## GIVEN INSTRUCTION
Exactly as written, transcribe the lines that run from the one containing "Give me the" to the end of the records below.

## RECORDS SUPPLIED

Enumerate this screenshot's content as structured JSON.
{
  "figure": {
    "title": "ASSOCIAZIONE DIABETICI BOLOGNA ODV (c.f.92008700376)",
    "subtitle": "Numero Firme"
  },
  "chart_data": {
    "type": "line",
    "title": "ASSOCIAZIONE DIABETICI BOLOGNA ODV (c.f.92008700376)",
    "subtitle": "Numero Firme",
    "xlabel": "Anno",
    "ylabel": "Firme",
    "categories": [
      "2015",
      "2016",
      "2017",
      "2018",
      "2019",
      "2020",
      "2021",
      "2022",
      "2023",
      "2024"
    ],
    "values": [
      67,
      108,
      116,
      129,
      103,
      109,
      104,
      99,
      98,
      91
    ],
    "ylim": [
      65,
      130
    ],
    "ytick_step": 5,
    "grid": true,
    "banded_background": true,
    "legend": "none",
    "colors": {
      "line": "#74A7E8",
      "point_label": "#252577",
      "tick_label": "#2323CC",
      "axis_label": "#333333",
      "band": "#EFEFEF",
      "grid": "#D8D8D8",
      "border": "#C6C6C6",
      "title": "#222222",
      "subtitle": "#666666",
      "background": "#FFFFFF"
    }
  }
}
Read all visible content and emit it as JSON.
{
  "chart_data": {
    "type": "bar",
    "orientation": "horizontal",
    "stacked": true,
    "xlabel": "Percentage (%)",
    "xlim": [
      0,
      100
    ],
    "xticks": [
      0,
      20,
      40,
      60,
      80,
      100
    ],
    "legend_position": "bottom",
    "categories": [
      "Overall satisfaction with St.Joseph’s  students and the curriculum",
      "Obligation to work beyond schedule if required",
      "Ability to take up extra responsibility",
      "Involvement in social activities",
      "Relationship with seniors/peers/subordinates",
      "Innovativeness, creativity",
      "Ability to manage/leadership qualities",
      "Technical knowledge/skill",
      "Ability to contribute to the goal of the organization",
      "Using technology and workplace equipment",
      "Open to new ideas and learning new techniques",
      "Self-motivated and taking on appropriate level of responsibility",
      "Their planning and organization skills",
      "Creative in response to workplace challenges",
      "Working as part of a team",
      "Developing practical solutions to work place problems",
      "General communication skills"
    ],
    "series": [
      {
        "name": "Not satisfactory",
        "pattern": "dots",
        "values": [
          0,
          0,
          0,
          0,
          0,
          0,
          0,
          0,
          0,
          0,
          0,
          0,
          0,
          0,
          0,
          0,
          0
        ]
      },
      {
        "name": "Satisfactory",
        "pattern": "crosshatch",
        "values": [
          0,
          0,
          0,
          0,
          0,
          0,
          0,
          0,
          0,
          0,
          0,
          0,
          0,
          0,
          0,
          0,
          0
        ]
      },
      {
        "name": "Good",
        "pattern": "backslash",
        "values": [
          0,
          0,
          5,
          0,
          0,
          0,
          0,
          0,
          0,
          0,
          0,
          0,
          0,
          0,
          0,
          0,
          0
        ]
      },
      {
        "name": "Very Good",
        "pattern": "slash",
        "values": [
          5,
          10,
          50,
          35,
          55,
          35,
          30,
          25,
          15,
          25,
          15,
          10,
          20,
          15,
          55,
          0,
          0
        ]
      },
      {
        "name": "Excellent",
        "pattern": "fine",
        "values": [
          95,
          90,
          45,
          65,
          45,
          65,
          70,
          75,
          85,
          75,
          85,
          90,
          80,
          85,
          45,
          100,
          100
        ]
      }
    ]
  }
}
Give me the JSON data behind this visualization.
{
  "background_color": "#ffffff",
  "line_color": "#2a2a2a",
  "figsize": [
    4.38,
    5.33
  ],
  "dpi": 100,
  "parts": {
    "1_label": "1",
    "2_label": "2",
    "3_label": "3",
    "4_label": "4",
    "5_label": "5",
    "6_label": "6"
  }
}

## SOLUTION FOR THIS PROBLEM
Give me the JSON data behind this visualization.
{
  "background_color": "#ffffff",
  "line_color": "#2a2a2a",
  "figsize": [
    4.38,
    5.33
  ],
  "dpi": 100,
  "parts": {
    "1_label": "1",
    "2_label": "2",
    "3_label": "3",
    "4_label": "4",
    "5_label": "5",
    "6_label": "6"
  }
}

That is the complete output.